[Set problem]
From the entries below, copy every line holding the word "муниципального".

Dataset items
····················
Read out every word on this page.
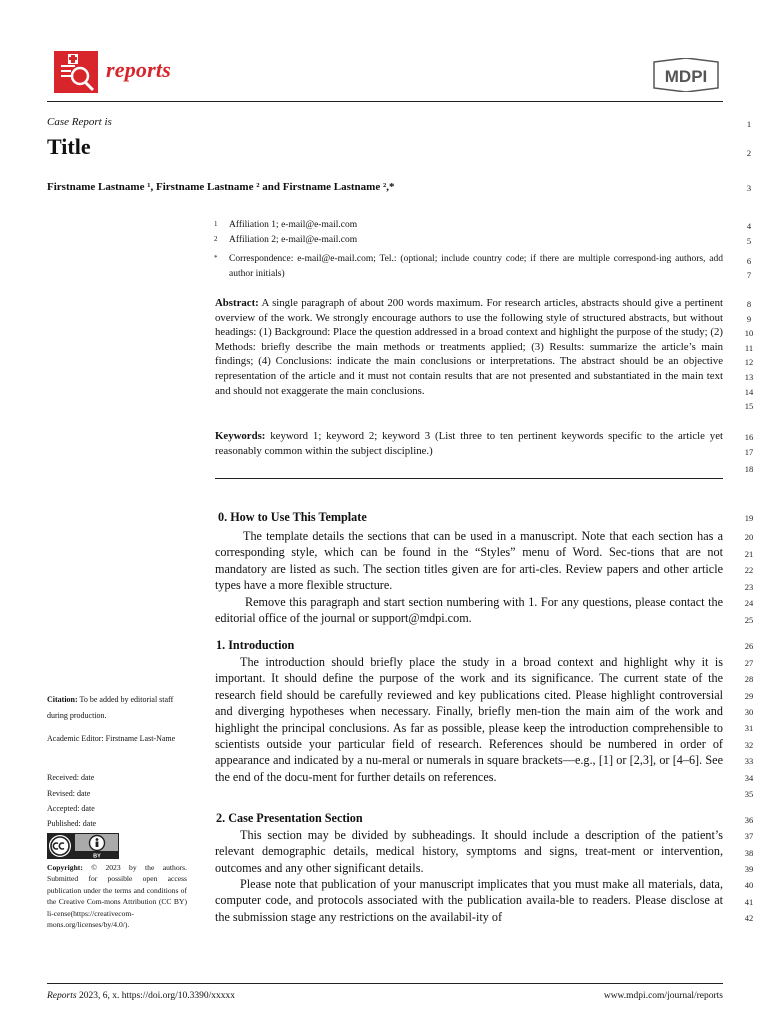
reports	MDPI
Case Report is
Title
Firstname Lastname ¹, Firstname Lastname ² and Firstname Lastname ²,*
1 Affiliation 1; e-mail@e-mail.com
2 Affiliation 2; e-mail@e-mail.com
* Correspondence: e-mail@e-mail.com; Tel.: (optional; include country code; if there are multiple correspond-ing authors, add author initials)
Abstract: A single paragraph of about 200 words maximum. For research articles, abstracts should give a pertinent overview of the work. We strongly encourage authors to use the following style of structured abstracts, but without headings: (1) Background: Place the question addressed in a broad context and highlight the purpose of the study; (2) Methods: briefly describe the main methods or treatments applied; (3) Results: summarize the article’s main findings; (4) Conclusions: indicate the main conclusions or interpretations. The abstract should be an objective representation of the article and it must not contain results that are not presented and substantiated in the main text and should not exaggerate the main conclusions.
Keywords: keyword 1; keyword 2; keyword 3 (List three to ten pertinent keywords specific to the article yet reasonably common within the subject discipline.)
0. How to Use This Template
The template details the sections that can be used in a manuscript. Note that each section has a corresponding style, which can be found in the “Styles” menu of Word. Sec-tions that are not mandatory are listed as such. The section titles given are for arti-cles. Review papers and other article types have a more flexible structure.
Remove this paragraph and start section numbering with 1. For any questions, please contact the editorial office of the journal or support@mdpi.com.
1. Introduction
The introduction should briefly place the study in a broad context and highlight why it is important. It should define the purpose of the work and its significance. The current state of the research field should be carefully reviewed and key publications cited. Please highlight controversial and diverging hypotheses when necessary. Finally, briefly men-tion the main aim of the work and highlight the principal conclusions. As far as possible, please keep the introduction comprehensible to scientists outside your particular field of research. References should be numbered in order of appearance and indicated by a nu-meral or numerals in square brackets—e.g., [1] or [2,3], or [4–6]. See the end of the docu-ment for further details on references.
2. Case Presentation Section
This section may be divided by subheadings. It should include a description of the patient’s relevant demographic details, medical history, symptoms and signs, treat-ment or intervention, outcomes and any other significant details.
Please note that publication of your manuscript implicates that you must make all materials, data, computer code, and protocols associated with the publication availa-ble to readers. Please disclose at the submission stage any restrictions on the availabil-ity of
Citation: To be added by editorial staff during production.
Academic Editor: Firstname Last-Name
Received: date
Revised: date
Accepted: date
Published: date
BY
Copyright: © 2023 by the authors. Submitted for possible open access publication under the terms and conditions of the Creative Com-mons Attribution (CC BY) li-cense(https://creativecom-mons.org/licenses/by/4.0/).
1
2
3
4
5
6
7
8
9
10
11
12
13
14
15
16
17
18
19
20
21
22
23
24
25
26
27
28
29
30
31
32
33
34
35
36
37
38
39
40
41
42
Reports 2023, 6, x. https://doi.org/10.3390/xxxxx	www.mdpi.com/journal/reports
····················
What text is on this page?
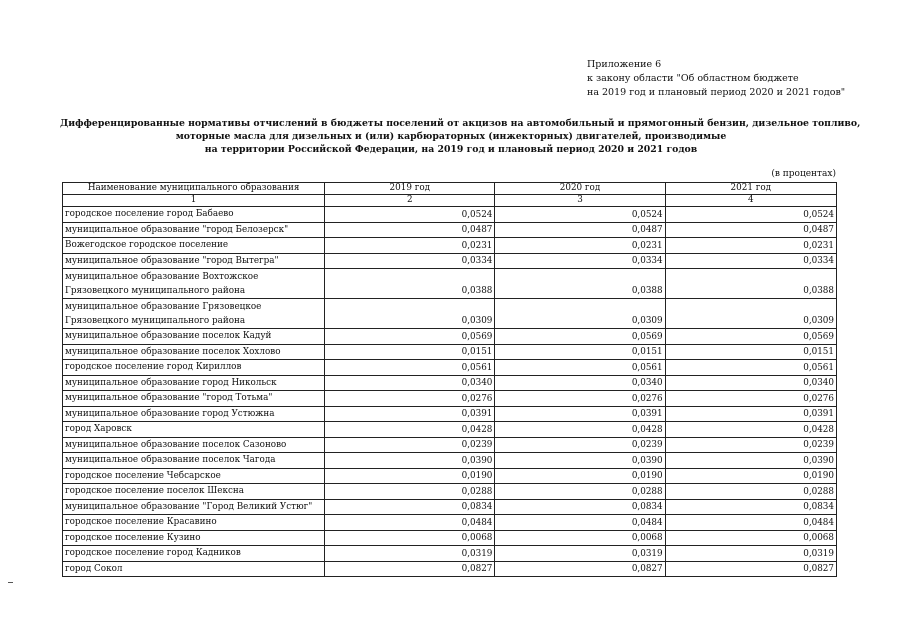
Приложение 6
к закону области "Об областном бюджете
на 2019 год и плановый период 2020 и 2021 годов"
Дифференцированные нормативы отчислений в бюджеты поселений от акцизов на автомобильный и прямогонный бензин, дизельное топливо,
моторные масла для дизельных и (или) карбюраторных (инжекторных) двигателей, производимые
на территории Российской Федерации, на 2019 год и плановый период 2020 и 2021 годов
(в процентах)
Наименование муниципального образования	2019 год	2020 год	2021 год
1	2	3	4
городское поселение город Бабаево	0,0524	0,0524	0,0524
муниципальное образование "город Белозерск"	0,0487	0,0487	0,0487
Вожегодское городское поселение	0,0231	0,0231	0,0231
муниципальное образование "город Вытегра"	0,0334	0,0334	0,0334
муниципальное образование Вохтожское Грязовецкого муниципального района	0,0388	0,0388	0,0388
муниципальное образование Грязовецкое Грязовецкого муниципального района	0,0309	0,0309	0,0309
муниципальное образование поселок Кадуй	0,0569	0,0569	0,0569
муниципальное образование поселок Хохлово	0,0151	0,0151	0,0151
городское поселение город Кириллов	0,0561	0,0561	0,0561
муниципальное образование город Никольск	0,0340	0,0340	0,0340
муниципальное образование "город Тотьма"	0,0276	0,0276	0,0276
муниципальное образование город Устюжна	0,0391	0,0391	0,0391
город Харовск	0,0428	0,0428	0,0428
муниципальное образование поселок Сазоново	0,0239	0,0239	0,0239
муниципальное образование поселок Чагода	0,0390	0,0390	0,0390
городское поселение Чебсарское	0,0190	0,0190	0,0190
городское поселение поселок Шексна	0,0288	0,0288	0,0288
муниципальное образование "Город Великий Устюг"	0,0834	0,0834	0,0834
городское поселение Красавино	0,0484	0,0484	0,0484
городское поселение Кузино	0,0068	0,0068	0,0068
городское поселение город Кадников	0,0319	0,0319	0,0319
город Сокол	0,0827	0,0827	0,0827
····················
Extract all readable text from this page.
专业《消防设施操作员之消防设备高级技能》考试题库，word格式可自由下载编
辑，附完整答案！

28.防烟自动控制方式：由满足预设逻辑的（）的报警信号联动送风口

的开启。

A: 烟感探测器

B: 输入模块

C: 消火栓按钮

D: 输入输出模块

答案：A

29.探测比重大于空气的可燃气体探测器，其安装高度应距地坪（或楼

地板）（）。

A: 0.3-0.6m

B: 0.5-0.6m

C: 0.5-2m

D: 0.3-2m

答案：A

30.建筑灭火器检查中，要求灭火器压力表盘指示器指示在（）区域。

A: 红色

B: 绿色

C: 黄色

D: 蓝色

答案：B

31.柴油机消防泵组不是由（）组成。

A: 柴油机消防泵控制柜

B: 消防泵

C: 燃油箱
····················
[Answer to the exercise]
Наименование муниципального образования	2019 год	2020 год	2021 год
муниципальное образование Вохтожское Грязовецкого муниципального района	0,0388	0,0388	0,0388
муниципальное образование Грязовецкое Грязовецкого муниципального района	0,0309	0,0309	0,0309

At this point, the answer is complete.